WRITTEN INSTRUCTION: Copy every line, leaving nothing out and adding nothing.

Data excerpts:
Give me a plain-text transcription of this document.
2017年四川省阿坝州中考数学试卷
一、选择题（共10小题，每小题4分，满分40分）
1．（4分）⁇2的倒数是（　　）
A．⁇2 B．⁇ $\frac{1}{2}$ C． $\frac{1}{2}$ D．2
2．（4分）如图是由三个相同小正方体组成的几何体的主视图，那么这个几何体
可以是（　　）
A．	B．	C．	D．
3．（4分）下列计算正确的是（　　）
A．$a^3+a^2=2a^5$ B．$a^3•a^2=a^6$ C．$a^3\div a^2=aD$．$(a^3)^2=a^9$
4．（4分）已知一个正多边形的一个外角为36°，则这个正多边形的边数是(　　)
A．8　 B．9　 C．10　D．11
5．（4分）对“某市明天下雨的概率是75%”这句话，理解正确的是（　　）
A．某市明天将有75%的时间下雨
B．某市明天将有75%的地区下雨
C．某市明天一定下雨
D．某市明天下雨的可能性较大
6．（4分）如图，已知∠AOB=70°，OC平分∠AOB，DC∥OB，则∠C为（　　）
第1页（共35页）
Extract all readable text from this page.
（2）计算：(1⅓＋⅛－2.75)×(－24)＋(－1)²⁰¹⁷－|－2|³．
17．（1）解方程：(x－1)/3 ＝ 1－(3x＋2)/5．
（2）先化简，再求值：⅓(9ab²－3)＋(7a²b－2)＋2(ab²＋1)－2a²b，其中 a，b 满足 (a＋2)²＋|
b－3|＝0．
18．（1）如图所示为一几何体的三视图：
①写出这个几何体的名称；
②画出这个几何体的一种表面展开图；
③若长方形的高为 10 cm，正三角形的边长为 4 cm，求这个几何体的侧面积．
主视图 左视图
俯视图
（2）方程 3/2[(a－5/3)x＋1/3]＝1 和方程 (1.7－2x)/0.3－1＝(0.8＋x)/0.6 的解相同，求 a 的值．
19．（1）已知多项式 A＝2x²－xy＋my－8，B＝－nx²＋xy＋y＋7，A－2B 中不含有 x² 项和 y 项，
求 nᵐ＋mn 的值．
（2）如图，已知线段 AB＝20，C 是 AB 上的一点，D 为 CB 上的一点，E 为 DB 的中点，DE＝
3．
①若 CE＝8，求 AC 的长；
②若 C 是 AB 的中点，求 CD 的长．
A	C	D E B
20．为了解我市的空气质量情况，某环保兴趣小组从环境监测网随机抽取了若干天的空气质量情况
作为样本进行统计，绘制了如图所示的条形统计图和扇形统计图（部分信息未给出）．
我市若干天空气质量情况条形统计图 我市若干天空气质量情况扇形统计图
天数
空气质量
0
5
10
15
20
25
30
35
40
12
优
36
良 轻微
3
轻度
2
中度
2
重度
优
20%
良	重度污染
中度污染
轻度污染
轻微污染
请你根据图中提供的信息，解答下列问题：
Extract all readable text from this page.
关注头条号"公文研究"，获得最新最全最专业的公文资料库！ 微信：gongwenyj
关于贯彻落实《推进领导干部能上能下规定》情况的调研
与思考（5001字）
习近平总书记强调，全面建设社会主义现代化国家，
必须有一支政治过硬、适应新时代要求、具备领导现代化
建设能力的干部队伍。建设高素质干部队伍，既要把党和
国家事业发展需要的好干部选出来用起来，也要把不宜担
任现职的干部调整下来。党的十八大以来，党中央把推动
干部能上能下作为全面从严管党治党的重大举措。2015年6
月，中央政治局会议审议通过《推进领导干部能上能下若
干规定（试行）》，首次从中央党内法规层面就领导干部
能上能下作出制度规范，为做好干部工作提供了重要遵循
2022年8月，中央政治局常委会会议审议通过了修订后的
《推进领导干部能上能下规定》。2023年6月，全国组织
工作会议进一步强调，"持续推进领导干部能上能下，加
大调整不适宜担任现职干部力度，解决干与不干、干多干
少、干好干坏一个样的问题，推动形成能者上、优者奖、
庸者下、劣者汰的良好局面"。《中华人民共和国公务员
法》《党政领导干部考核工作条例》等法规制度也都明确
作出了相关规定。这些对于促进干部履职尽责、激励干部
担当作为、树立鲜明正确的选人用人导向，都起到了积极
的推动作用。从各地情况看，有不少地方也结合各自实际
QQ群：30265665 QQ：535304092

THE OUTPUT:
Give me a plain-text transcription of this document.
2017年四川省阿坝州中考数学试卷
一、选择题（共10小题，每小题4分，满分40分）
1．（4分）⁇2的倒数是（　　）
A．⁇2 B．⁇ $\frac{1}{2}$ C． $\frac{1}{2}$ D．2
2．（4分）如图是由三个相同小正方体组成的几何体的主视图，那么这个几何体
可以是（　　）
A．	B．	C．	D．
3．（4分）下列计算正确的是（　　）
A．$a^3+a^2=2a^5$ B．$a^3•a^2=a^6$ C．$a^3\div a^2=aD$．$(a^3)^2=a^9$
4．（4分）已知一个正多边形的一个外角为36°，则这个正多边形的边数是(　　)
A．8　 B．9　 C．10　D．11
5．（4分）对“某市明天下雨的概率是75%”这句话，理解正确的是（　　）
A．某市明天将有75%的时间下雨
B．某市明天将有75%的地区下雨
C．某市明天一定下雨
D．某市明天下雨的可能性较大
6．（4分）如图，已知∠AOB=70°，OC平分∠AOB，DC∥OB，则∠C为（　　）
第1页（共35页）
Extract all readable text from this page.
（2）计算：(1⅓＋⅛－2.75)×(－24)＋(－1)²⁰¹⁷－|－2|³．
17．（1）解方程：(x－1)/3 ＝ 1－(3x＋2)/5．
（2）先化简，再求值：⅓(9ab²－3)＋(7a²b－2)＋2(ab²＋1)－2a²b，其中 a，b 满足 (a＋2)²＋|
b－3|＝0．
18．（1）如图所示为一几何体的三视图：
①写出这个几何体的名称；
②画出这个几何体的一种表面展开图；
③若长方形的高为 10 cm，正三角形的边长为 4 cm，求这个几何体的侧面积．
主视图 左视图
俯视图
（2）方程 3/2[(a－5/3)x＋1/3]＝1 和方程 (1.7－2x)/0.3－1＝(0.8＋x)/0.6 的解相同，求 a 的值．
19．（1）已知多项式 A＝2x²－xy＋my－8，B＝－nx²＋xy＋y＋7，A－2B 中不含有 x² 项和 y 项，
求 nᵐ＋mn 的值．
（2）如图，已知线段 AB＝20，C 是 AB 上的一点，D 为 CB 上的一点，E 为 DB 的中点，DE＝
3．
①若 CE＝8，求 AC 的长；
②若 C 是 AB 的中点，求 CD 的长．
A	C	D E B
20．为了解我市的空气质量情况，某环保兴趣小组从环境监测网随机抽取了若干天的空气质量情况
作为样本进行统计，绘制了如图所示的条形统计图和扇形统计图（部分信息未给出）．
我市若干天空气质量情况条形统计图 我市若干天空气质量情况扇形统计图
天数
空气质量
0
5
10
15
20
25
30
35
40
12
优
36
良 轻微
3
轻度
2
中度
2
重度
优
20%
良	重度污染
中度污染
轻度污染
轻微污染
请你根据图中提供的信息，解答下列问题：
Extract all readable text from this page.
关注头条号"公文研究"，获得最新最全最专业的公文资料库！ 微信：gongwenyj
关于贯彻落实《推进领导干部能上能下规定》情况的调研
与思考（5001字）
习近平总书记强调，全面建设社会主义现代化国家，
必须有一支政治过硬、适应新时代要求、具备领导现代化
建设能力的干部队伍。建设高素质干部队伍，既要把党和
国家事业发展需要的好干部选出来用起来，也要把不宜担
任现职的干部调整下来。党的十八大以来，党中央把推动
干部能上能下作为全面从严管党治党的重大举措。2015年6
月，中央政治局会议审议通过《推进领导干部能上能下若
干规定（试行）》，首次从中央党内法规层面就领导干部
能上能下作出制度规范，为做好干部工作提供了重要遵循
2022年8月，中央政治局常委会会议审议通过了修订后的
《推进领导干部能上能下规定》。2023年6月，全国组织
工作会议进一步强调，"持续推进领导干部能上能下，加
大调整不适宜担任现职干部力度，解决干与不干、干多干
少、干好干坏一个样的问题，推动形成能者上、优者奖、
庸者下、劣者汰的良好局面"。《中华人民共和国公务员
法》《党政领导干部考核工作条例》等法规制度也都明确
作出了相关规定。这些对于促进干部履职尽责、激励干部
担当作为、树立鲜明正确的选人用人导向，都起到了积极
的推动作用。从各地情况看，有不少地方也结合各自实际
QQ群：30265665 QQ：535304092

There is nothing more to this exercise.